▶ Directive
Below is a block of records; repeat all of them exactly.

(Dataset rows about figures)

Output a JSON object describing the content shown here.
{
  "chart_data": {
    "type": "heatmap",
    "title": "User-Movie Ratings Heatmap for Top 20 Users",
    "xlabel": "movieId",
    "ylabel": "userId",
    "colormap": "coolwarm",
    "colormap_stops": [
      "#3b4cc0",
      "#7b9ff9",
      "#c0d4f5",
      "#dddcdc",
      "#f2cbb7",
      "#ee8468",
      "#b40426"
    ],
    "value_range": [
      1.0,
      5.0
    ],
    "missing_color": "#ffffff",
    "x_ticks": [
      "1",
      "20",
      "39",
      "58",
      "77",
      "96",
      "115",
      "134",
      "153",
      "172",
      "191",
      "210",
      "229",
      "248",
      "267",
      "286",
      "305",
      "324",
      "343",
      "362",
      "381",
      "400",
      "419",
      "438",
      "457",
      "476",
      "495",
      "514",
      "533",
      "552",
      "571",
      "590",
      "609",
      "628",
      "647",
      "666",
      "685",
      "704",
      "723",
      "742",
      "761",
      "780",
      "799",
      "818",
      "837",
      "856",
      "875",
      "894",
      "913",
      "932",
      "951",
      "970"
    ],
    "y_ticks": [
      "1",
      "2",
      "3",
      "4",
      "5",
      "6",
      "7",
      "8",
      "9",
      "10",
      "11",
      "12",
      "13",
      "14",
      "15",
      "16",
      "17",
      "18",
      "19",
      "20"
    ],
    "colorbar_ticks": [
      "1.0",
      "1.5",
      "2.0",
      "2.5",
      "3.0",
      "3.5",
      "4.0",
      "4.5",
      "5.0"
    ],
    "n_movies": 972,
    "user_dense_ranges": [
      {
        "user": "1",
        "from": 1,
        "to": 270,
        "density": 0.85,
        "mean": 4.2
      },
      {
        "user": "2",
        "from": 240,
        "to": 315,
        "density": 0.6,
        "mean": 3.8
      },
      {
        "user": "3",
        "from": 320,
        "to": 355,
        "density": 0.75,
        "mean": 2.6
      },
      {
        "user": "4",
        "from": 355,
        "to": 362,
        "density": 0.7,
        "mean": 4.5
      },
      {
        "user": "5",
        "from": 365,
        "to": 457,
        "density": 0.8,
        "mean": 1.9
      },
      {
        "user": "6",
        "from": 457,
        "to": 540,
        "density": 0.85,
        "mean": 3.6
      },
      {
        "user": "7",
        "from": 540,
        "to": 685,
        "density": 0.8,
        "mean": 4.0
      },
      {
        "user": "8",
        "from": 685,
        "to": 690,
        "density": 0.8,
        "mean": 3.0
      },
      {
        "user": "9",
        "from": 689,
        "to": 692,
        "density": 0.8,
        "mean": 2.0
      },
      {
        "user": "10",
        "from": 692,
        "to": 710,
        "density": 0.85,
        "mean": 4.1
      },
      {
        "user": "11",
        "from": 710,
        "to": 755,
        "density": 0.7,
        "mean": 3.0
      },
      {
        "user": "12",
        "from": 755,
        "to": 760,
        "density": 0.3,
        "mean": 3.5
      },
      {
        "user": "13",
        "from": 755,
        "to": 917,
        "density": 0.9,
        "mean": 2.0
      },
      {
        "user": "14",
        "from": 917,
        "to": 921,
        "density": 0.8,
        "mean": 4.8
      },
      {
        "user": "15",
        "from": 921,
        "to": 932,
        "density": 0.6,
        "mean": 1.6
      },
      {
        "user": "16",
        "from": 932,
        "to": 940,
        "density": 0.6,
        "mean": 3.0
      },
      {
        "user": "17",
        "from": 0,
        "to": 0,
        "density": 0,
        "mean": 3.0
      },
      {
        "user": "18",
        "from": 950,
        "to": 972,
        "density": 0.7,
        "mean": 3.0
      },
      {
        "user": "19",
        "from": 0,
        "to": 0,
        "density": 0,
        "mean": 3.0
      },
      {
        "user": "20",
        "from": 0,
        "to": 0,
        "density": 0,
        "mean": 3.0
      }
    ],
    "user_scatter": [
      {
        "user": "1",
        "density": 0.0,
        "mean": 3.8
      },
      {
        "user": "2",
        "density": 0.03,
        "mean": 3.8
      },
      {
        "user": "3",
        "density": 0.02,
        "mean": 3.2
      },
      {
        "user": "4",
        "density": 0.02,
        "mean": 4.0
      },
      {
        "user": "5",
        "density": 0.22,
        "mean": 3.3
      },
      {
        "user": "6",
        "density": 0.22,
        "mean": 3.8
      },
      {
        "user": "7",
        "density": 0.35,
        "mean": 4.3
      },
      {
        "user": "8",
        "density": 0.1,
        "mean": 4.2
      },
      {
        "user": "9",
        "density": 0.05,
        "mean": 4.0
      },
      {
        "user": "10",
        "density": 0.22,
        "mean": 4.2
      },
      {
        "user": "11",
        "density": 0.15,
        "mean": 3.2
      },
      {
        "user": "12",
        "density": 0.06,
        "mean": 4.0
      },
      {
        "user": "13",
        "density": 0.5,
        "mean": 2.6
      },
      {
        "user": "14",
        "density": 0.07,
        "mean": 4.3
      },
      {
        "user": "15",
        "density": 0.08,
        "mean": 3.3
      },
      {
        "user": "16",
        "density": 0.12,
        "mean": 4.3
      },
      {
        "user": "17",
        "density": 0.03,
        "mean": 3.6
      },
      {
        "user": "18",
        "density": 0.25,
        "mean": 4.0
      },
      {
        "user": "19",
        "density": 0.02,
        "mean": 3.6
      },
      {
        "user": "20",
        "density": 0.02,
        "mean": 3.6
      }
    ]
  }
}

▶ Reply
Output a JSON object describing the content shown here.
{
  "chart_data": {
    "type": "heatmap",
    "title": "User-Movie Ratings Heatmap for Top 20 Users",
    "xlabel": "movieId",
    "ylabel": "userId",
    "colormap": "coolwarm",
    "colormap_stops": [
      "#3b4cc0",
      "#7b9ff9",
      "#c0d4f5",
      "#dddcdc",
      "#f2cbb7",
      "#ee8468",
      "#b40426"
    ],
    "value_range": [
      1.0,
      5.0
    ],
    "missing_color": "#ffffff",
    "x_ticks": [
      "1",
      "20",
      "39",
      "58",
      "77",
      "96",
      "115",
      "134",
      "153",
      "172",
      "191",
      "210",
      "229",
      "248",
      "267",
      "286",
      "305",
      "324",
      "343",
      "362",
      "381",
      "400",
      "419",
      "438",
      "457",
      "476",
      "495",
      "514",
      "533",
      "552",
      "571",
      "590",
      "609",
      "628",
      "647",
      "666",
      "685",
      "704",
      "723",
      "742",
      "761",
      "780",
      "799",
      "818",
      "837",
      "856",
      "875",
      "894",
      "913",
      "932",
      "951",
      "970"
    ],
    "y_ticks": [
      "1",
      "2",
      "3",
      "4",
      "5",
      "6",
      "7",
      "8",
      "9",
      "10",
      "11",
      "12",
      "13",
      "14",
      "15",
      "16",
      "17",
      "18",
      "19",
      "20"
    ],
    "colorbar_ticks": [
      "1.0",
      "1.5",
      "2.0",
      "2.5",
      "3.0",
      "3.5",
      "4.0",
      "4.5",
      "5.0"
    ],
    "n_movies": 972,
    "user_dense_ranges": [
      {
        "user": "1",
        "from": 1,
        "to": 270,
        "density": 0.85,
        "mean": 4.2
      },
      {
        "user": "2",
        "from": 240,
        "to": 315,
        "density": 0.6,
        "mean": 3.8
      },
      {
        "user": "3",
        "from": 320,
        "to": 355,
        "density": 0.75,
        "mean": 2.6
      },
      {
        "user": "4",
        "from": 355,
        "to": 362,
        "density": 0.7,
        "mean": 4.5
      },
      {
        "user": "5",
        "from": 365,
        "to": 457,
        "density": 0.8,
        "mean": 1.9
      },
      {
        "user": "6",
        "from": 457,
        "to": 540,
        "density": 0.85,
        "mean": 3.6
      },
      {
        "user": "7",
        "from": 540,
        "to": 685,
        "density": 0.8,
        "mean": 4.0
      },
      {
        "user": "8",
        "from": 685,
        "to": 690,
        "density": 0.8,
        "mean": 3.0
      },
      {
        "user": "9",
        "from": 689,
        "to": 692,
        "density": 0.8,
        "mean": 2.0
      },
      {
        "user": "10",
        "from": 692,
        "to": 710,
        "density": 0.85,
        "mean": 4.1
      },
      {
        "user": "11",
        "from": 710,
        "to": 755,
        "density": 0.7,
        "mean": 3.0
      },
      {
        "user": "12",
        "from": 755,
        "to": 760,
        "density": 0.3,
        "mean": 3.5
      },
      {
        "user": "13",
        "from": 755,
        "to": 917,
        "density": 0.9,
        "mean": 2.0
      },
      {
        "user": "14",
        "from": 917,
        "to": 921,
        "density": 0.8,
        "mean": 4.8
      },
      {
        "user": "15",
        "from": 921,
        "to": 932,
        "density": 0.6,
        "mean": 1.6
      },
      {
        "user": "16",
        "from": 932,
        "to": 940,
        "density": 0.6,
        "mean": 3.0
      },
      {
        "user": "17",
        "from": 0,
        "to": 0,
        "density": 0,
        "mean": 3.0
      },
      {
        "user": "18",
        "from": 950,
        "to": 972,
        "density": 0.7,
        "mean": 3.0
      },
      {
        "user": "19",
        "from": 0,
        "to": 0,
        "density": 0,
        "mean": 3.0
      },
      {
        "user": "20",
        "from": 0,
        "to": 0,
        "density": 0,
        "mean": 3.0
      }
    ],
    "user_scatter": [
      {
        "user": "1",
        "density": 0.0,
        "mean": 3.8
      },
      {
        "user": "2",
        "density": 0.03,
        "mean": 3.8
      },
      {
        "user": "3",
        "density": 0.02,
        "mean": 3.2
      },
      {
        "user": "4",
        "density": 0.02,
        "mean": 4.0
      },
      {
        "user": "5",
        "density": 0.22,
        "mean": 3.3
      },
      {
        "user": "6",
        "density": 0.22,
        "mean": 3.8
      },
      {
        "user": "7",
        "density": 0.35,
        "mean": 4.3
      },
      {
        "user": "8",
        "density": 0.1,
        "mean": 4.2
      },
      {
        "user": "9",
        "density": 0.05,
        "mean": 4.0
      },
      {
        "user": "10",
        "density": 0.22,
        "mean": 4.2
      },
      {
        "user": "11",
        "density": 0.15,
        "mean": 3.2
      },
      {
        "user": "12",
        "density": 0.06,
        "mean": 4.0
      },
      {
        "user": "13",
        "density": 0.5,
        "mean": 2.6
      },
      {
        "user": "14",
        "density": 0.07,
        "mean": 4.3
      },
      {
        "user": "15",
        "density": 0.08,
        "mean": 3.3
      },
      {
        "user": "16",
        "density": 0.12,
        "mean": 4.3
      },
      {
        "user": "17",
        "density": 0.03,
        "mean": 3.6
      },
      {
        "user": "18",
        "density": 0.25,
        "mean": 4.0
      },
      {
        "user": "19",
        "density": 0.02,
        "mean": 3.6
      },
      {
        "user": "20",
        "density": 0.02,
        "mean": 3.6
      }
    ]
  }
}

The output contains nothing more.